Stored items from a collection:
● ● ● ●

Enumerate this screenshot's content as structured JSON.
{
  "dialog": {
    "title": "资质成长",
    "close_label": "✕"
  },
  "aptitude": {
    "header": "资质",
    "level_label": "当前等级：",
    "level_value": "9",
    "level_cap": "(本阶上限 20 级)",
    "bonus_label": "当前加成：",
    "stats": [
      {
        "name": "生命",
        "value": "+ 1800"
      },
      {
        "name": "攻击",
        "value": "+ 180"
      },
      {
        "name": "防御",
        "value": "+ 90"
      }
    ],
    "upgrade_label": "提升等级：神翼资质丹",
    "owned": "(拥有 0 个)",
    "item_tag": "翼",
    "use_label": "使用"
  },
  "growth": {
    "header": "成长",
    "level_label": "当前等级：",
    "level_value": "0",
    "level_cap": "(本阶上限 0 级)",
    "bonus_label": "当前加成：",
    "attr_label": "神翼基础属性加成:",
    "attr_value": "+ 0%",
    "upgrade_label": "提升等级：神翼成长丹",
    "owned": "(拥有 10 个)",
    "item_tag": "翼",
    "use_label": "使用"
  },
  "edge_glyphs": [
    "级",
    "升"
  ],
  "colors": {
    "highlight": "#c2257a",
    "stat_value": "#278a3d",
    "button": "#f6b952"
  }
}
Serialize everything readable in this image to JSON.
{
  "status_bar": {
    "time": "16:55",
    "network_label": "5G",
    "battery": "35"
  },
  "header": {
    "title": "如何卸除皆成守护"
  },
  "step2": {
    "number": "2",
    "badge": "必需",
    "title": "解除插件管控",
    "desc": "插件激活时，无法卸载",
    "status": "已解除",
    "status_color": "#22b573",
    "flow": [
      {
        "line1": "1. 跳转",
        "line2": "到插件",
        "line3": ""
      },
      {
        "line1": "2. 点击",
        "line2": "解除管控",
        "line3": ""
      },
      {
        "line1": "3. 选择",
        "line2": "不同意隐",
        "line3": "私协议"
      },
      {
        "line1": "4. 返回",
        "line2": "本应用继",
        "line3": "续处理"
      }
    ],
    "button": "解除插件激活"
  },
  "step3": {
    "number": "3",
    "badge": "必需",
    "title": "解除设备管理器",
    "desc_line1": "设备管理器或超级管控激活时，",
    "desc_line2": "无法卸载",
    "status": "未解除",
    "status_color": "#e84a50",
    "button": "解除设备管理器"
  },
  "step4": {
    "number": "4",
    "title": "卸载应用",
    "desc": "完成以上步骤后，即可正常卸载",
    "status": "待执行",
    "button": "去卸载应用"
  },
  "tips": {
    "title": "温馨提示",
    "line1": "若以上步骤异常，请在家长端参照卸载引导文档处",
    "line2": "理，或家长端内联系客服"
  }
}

● ● ● ●

▶ _THE TASK_: Reproduce only those lines of the entries above that run from the line with "Serialize everything readable" to the final line.

▶ _CORRECT RESULT_:
Serialize everything readable in this image to JSON.
{
  "status_bar": {
    "time": "16:55",
    "network_label": "5G",
    "battery": "35"
  },
  "header": {
    "title": "如何卸除皆成守护"
  },
  "step2": {
    "number": "2",
    "badge": "必需",
    "title": "解除插件管控",
    "desc": "插件激活时，无法卸载",
    "status": "已解除",
    "status_color": "#22b573",
    "flow": [
      {
        "line1": "1. 跳转",
        "line2": "到插件",
        "line3": ""
      },
      {
        "line1": "2. 点击",
        "line2": "解除管控",
        "line3": ""
      },
      {
        "line1": "3. 选择",
        "line2": "不同意隐",
        "line3": "私协议"
      },
      {
        "line1": "4. 返回",
        "line2": "本应用继",
        "line3": "续处理"
      }
    ],
    "button": "解除插件激活"
  },
  "step3": {
    "number": "3",
    "badge": "必需",
    "title": "解除设备管理器",
    "desc_line1": "设备管理器或超级管控激活时，",
    "desc_line2": "无法卸载",
    "status": "未解除",
    "status_color": "#e84a50",
    "button": "解除设备管理器"
  },
  "step4": {
    "number": "4",
    "title": "卸载应用",
    "desc": "完成以上步骤后，即可正常卸载",
    "status": "待执行",
    "button": "去卸载应用"
  },
  "tips": {
    "title": "温馨提示",
    "line1": "若以上步骤异常，请在家长端参照卸载引导文档处",
    "line2": "理，或家长端内联系客服"
  }
}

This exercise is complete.